■ **TASK DIRECTIONS**
Output the full listing below exactly as it reads, and skip anything that is a picture.

■ **EXERCISE MATERIAL**

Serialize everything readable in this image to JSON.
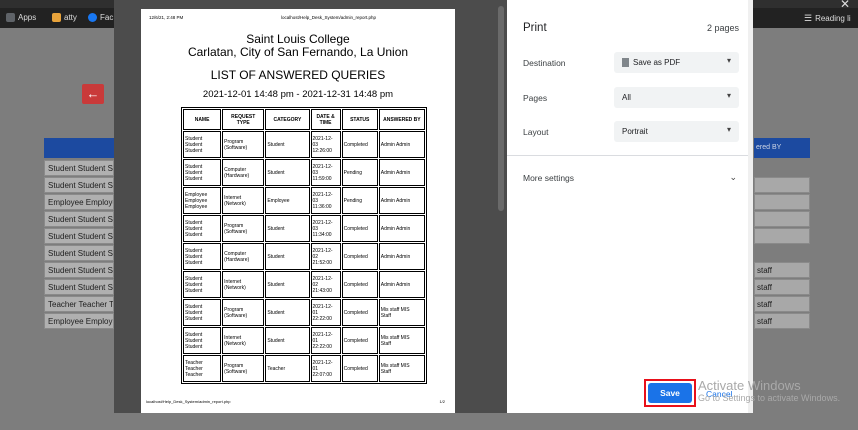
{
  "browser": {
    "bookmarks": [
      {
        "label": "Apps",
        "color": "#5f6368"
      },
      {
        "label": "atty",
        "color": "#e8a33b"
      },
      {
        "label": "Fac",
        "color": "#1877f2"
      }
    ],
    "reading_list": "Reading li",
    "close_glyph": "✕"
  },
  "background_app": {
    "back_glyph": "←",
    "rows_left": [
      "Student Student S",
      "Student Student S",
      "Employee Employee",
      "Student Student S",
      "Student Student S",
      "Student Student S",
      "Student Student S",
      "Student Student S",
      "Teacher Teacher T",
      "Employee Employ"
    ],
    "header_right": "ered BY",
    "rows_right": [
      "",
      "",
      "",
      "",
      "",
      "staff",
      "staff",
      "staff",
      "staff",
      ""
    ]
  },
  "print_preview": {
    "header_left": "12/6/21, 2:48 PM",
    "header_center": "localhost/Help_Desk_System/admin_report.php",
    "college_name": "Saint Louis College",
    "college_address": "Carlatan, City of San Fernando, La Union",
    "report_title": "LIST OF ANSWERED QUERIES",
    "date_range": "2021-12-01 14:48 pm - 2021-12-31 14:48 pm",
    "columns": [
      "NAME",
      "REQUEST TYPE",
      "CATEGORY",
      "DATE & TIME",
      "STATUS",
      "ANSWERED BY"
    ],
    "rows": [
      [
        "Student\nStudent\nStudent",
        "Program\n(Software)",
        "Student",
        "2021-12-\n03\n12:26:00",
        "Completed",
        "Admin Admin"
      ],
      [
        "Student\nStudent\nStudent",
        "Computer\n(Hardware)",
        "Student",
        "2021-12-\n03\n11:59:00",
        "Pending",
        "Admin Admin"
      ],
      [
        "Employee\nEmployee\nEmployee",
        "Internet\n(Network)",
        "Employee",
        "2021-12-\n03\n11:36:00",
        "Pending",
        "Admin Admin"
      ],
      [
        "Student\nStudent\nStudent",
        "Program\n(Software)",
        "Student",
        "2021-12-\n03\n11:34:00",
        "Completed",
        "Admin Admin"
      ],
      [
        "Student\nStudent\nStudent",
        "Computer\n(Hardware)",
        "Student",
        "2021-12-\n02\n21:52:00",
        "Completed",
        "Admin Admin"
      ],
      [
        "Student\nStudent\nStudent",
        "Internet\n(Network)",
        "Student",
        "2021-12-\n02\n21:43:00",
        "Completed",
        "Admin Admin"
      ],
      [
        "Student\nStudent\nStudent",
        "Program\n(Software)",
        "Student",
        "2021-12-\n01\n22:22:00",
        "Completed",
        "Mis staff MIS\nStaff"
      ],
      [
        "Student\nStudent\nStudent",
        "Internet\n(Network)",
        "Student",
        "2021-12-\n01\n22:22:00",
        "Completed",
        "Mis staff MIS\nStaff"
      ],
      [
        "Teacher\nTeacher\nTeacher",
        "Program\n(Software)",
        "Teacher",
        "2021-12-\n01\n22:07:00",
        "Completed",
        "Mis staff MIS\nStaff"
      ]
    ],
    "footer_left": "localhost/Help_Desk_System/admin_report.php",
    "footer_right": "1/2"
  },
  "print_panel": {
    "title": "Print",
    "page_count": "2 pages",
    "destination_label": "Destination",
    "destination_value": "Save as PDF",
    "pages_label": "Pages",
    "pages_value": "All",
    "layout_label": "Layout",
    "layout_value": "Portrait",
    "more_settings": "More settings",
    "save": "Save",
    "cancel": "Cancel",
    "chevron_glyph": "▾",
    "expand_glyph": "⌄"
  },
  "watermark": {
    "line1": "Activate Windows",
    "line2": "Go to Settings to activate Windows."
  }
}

■ **TASK OUTPUT**
Serialize everything readable in this image to JSON.
{
  "browser": {
    "bookmarks": [
      {
        "label": "Apps",
        "color": "#5f6368"
      },
      {
        "label": "atty",
        "color": "#e8a33b"
      },
      {
        "label": "Fac",
        "color": "#1877f2"
      }
    ],
    "reading_list": "Reading li",
    "close_glyph": "✕"
  },
  "background_app": {
    "back_glyph": "←",
    "rows_left": [
      "Student Student S",
      "Student Student S",
      "Employee Employee",
      "Student Student S",
      "Student Student S",
      "Student Student S",
      "Student Student S",
      "Student Student S",
      "Teacher Teacher T",
      "Employee Employ"
    ],
    "header_right": "ered BY",
    "rows_right": [
      "",
      "",
      "",
      "",
      "",
      "staff",
      "staff",
      "staff",
      "staff",
      ""
    ]
  },
  "print_preview": {
    "header_left": "12/6/21, 2:48 PM",
    "header_center": "localhost/Help_Desk_System/admin_report.php",
    "college_name": "Saint Louis College",
    "college_address": "Carlatan, City of San Fernando, La Union",
    "report_title": "LIST OF ANSWERED QUERIES",
    "date_range": "2021-12-01 14:48 pm - 2021-12-31 14:48 pm",
    "columns": [
      "NAME",
      "REQUEST TYPE",
      "CATEGORY",
      "DATE & TIME",
      "STATUS",
      "ANSWERED BY"
    ],
    "rows": [
      [
        "Student\nStudent\nStudent",
        "Program\n(Software)",
        "Student",
        "2021-12-\n03\n12:26:00",
        "Completed",
        "Admin Admin"
      ],
      [
        "Student\nStudent\nStudent",
        "Computer\n(Hardware)",
        "Student",
        "2021-12-\n03\n11:59:00",
        "Pending",
        "Admin Admin"
      ],
      [
        "Employee\nEmployee\nEmployee",
        "Internet\n(Network)",
        "Employee",
        "2021-12-\n03\n11:36:00",
        "Pending",
        "Admin Admin"
      ],
      [
        "Student\nStudent\nStudent",
        "Program\n(Software)",
        "Student",
        "2021-12-\n03\n11:34:00",
        "Completed",
        "Admin Admin"
      ],
      [
        "Student\nStudent\nStudent",
        "Computer\n(Hardware)",
        "Student",
        "2021-12-\n02\n21:52:00",
        "Completed",
        "Admin Admin"
      ],
      [
        "Student\nStudent\nStudent",
        "Internet\n(Network)",
        "Student",
        "2021-12-\n02\n21:43:00",
        "Completed",
        "Admin Admin"
      ],
      [
        "Student\nStudent\nStudent",
        "Program\n(Software)",
        "Student",
        "2021-12-\n01\n22:22:00",
        "Completed",
        "Mis staff MIS\nStaff"
      ],
      [
        "Student\nStudent\nStudent",
        "Internet\n(Network)",
        "Student",
        "2021-12-\n01\n22:22:00",
        "Completed",
        "Mis staff MIS\nStaff"
      ],
      [
        "Teacher\nTeacher\nTeacher",
        "Program\n(Software)",
        "Teacher",
        "2021-12-\n01\n22:07:00",
        "Completed",
        "Mis staff MIS\nStaff"
      ]
    ],
    "footer_left": "localhost/Help_Desk_System/admin_report.php",
    "footer_right": "1/2"
  },
  "print_panel": {
    "title": "Print",
    "page_count": "2 pages",
    "destination_label": "Destination",
    "destination_value": "Save as PDF",
    "pages_label": "Pages",
    "pages_value": "All",
    "layout_label": "Layout",
    "layout_value": "Portrait",
    "more_settings": "More settings",
    "save": "Save",
    "cancel": "Cancel",
    "chevron_glyph": "▾",
    "expand_glyph": "⌄"
  },
  "watermark": {
    "line1": "Activate Windows",
    "line2": "Go to Settings to activate Windows."
  }
}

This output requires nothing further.